Locate and copy all lines bearing the word "type".

[Excerpts from a figure dataset]
▼
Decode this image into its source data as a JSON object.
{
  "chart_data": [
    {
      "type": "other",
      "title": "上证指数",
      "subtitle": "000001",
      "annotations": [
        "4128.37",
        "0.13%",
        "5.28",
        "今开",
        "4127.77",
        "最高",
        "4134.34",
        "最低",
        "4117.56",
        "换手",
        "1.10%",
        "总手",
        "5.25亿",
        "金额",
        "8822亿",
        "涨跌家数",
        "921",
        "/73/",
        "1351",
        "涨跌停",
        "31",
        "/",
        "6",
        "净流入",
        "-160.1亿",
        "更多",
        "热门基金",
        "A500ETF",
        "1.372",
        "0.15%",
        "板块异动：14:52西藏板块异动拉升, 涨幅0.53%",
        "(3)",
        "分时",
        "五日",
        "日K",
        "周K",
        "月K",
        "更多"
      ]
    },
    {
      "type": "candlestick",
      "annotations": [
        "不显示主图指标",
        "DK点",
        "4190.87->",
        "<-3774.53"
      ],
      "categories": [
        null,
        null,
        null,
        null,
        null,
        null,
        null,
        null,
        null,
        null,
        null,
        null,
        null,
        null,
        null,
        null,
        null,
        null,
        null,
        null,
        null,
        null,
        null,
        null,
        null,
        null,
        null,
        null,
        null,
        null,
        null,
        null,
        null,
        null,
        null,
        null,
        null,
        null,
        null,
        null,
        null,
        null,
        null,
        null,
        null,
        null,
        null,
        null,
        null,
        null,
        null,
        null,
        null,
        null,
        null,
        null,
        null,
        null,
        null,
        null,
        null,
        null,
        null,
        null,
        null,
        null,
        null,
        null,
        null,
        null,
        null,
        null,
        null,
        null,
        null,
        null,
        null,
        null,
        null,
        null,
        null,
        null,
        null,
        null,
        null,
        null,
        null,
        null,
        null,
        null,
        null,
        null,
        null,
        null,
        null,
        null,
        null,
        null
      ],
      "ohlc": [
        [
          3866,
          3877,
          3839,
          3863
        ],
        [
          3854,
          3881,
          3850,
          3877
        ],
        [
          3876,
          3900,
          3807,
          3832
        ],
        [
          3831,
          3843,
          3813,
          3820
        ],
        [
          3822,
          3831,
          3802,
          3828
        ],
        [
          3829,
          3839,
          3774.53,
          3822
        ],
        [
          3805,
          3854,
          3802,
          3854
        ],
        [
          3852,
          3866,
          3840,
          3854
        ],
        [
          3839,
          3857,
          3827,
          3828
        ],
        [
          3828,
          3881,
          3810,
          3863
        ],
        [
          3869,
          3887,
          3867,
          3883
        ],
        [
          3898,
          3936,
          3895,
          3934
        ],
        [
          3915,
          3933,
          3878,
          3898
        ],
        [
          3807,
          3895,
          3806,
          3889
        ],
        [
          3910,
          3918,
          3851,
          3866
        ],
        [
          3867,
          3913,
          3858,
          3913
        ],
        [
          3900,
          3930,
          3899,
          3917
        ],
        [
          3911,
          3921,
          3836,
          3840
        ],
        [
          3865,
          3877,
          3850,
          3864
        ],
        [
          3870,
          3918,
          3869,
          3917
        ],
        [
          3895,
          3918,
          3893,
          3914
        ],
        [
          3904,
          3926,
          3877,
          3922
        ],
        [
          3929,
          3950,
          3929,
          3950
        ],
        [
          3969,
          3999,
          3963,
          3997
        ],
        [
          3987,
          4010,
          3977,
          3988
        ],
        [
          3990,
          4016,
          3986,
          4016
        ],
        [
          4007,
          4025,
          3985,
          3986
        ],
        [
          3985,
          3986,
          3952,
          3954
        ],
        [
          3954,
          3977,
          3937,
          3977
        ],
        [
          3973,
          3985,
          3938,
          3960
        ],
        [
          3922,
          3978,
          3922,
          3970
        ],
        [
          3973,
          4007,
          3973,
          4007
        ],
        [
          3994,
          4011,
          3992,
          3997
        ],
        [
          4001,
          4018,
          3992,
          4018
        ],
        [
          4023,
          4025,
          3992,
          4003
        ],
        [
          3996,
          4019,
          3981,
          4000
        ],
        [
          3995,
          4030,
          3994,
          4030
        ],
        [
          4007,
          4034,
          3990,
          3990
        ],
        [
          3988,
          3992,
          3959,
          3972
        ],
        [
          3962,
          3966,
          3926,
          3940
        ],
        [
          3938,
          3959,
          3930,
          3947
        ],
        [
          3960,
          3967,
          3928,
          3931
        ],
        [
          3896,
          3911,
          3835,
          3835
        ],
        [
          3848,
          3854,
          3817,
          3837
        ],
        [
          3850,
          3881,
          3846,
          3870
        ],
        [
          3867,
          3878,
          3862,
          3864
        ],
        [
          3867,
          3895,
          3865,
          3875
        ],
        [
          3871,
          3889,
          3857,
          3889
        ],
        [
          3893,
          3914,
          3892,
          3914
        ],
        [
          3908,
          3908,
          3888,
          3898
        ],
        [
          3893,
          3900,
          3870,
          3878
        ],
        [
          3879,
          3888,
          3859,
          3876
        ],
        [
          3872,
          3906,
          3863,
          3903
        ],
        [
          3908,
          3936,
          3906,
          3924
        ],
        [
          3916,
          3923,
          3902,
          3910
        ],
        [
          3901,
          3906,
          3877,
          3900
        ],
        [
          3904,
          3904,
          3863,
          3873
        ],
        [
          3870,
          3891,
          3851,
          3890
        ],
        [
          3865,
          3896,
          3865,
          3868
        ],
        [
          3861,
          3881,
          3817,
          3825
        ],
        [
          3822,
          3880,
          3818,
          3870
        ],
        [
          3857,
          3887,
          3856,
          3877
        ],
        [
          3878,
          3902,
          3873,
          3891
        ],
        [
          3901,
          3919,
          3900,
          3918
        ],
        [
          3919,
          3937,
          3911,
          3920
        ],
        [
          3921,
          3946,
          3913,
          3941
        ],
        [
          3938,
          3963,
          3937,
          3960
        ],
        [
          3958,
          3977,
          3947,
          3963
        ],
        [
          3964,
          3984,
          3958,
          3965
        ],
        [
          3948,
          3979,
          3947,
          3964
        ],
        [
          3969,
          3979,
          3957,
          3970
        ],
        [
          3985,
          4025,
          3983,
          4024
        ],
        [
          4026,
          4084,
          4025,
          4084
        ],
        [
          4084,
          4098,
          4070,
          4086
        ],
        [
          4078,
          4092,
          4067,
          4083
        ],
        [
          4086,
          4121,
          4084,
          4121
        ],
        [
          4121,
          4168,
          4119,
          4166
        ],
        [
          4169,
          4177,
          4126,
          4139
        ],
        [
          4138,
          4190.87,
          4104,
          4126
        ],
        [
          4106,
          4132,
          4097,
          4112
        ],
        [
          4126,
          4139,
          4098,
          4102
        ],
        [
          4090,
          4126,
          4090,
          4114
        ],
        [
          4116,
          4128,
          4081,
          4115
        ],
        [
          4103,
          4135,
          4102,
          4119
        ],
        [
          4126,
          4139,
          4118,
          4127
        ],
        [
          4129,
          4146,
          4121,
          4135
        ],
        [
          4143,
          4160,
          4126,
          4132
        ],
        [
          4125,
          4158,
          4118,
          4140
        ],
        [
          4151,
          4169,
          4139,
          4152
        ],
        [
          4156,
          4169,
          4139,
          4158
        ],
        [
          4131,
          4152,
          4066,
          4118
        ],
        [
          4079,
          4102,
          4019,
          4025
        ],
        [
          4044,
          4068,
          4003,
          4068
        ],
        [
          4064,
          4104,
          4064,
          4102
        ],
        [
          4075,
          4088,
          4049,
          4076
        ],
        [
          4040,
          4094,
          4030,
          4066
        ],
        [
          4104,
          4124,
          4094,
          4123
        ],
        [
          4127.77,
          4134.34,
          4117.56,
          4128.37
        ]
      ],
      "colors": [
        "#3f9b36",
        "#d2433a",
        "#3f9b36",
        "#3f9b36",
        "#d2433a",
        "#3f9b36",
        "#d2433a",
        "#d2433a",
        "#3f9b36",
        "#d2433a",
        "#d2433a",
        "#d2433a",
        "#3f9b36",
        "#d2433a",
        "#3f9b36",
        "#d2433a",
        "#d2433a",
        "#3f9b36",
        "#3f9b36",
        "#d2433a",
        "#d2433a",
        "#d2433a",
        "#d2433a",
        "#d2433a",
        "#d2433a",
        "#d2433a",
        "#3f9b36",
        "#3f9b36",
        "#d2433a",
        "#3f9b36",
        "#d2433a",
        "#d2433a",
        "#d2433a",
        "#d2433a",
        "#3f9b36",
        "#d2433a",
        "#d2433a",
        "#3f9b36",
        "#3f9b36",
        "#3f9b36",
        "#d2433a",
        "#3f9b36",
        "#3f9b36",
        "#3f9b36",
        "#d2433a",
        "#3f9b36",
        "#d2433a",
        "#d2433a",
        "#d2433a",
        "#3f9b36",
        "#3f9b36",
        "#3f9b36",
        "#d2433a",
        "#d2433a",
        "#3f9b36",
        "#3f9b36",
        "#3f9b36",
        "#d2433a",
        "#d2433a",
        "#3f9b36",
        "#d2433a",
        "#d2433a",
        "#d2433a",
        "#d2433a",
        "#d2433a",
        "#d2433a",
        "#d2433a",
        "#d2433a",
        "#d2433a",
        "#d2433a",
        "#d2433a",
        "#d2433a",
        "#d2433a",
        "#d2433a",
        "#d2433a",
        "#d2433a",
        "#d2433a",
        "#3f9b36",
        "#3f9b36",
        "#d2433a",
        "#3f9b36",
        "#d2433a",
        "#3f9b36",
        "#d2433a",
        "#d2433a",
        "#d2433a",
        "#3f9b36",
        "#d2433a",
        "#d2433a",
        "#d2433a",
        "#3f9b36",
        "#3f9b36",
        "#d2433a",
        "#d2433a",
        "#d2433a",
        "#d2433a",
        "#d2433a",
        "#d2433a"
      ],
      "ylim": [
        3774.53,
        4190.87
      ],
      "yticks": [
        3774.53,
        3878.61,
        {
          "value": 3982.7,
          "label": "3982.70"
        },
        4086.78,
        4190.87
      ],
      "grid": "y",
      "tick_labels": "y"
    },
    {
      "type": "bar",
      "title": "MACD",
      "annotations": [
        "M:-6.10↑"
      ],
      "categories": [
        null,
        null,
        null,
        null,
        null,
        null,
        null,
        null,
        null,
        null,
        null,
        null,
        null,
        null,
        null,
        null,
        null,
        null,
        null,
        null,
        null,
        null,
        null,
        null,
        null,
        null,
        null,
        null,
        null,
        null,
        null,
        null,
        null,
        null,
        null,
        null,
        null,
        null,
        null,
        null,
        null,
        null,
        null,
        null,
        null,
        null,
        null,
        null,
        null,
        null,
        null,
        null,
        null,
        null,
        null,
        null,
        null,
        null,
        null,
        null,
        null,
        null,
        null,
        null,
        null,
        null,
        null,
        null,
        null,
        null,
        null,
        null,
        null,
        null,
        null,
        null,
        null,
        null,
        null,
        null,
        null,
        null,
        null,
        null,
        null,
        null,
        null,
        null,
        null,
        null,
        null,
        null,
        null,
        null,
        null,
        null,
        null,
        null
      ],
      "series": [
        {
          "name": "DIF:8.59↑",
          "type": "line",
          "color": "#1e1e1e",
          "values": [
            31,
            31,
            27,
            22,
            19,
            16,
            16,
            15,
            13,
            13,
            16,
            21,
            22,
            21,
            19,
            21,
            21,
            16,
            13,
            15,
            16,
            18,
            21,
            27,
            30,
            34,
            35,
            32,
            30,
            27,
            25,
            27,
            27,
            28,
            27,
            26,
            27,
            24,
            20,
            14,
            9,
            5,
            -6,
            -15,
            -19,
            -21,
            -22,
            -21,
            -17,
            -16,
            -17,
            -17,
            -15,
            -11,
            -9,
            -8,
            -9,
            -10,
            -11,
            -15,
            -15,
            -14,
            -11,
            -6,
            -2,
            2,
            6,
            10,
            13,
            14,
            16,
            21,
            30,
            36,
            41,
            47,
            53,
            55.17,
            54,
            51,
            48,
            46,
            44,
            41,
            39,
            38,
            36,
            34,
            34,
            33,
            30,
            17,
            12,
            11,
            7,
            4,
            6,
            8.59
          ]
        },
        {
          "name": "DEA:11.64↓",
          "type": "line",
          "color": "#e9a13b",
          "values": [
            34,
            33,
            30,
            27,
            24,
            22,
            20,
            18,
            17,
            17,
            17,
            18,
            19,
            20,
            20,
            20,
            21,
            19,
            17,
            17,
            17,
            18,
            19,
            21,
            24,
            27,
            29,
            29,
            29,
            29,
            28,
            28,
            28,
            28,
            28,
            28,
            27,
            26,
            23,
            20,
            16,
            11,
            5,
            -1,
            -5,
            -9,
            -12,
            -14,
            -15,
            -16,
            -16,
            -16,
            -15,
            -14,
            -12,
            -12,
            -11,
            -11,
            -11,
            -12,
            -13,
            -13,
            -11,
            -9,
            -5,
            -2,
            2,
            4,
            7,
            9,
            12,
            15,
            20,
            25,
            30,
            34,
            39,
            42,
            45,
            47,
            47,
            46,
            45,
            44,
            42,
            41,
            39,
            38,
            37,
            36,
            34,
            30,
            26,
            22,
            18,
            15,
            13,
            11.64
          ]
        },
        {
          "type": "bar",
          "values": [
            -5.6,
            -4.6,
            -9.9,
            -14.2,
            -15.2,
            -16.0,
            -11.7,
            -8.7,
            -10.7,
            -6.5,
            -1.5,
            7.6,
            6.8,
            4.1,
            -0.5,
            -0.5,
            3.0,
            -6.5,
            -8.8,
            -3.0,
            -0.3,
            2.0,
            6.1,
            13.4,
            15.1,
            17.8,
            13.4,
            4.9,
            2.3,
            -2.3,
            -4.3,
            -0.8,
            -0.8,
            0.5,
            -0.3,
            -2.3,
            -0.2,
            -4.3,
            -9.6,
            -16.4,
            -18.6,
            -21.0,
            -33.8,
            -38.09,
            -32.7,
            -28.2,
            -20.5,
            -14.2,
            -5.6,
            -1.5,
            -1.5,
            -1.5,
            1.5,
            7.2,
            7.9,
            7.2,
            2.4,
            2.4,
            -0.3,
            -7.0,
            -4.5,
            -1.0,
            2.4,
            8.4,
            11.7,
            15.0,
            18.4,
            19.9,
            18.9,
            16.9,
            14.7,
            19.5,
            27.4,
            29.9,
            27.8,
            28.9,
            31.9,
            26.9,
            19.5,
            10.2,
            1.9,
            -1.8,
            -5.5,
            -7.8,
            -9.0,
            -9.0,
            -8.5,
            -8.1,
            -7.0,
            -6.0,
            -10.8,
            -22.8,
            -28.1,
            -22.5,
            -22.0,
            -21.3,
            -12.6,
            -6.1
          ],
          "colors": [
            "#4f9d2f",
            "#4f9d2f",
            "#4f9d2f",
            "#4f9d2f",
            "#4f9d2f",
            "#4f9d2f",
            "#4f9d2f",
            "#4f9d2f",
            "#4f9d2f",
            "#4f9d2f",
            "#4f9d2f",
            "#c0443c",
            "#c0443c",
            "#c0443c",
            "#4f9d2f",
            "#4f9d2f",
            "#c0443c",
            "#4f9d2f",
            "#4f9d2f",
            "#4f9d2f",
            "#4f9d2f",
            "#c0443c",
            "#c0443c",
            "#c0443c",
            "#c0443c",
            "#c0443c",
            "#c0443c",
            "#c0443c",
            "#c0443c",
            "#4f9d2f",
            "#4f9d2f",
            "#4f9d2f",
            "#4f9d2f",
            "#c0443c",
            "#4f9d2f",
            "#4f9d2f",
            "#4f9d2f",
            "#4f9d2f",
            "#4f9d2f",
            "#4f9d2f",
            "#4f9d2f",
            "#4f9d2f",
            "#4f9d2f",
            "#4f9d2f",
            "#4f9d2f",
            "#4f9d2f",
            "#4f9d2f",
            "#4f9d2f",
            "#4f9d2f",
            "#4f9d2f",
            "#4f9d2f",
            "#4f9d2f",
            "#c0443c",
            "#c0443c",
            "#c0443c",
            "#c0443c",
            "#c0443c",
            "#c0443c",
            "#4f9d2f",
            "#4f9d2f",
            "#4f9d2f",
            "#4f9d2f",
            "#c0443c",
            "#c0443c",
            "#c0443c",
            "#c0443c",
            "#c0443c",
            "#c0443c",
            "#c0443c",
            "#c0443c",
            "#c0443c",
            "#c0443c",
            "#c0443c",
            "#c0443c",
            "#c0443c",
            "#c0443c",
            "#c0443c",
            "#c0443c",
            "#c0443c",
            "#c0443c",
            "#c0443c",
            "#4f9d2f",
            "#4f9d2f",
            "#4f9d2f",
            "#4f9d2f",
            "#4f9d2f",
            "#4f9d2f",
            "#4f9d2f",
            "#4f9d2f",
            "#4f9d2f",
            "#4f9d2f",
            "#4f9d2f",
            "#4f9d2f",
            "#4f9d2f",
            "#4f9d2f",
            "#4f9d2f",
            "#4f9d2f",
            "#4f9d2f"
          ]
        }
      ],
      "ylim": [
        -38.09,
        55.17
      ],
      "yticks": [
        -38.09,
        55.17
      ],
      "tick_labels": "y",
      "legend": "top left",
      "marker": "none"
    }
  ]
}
▲
■ **Correct response**:
      "type": "other",
      "type": "candlestick",
      "type": "bar",
          "type": "line",
          "type": "line",
          "type": "bar",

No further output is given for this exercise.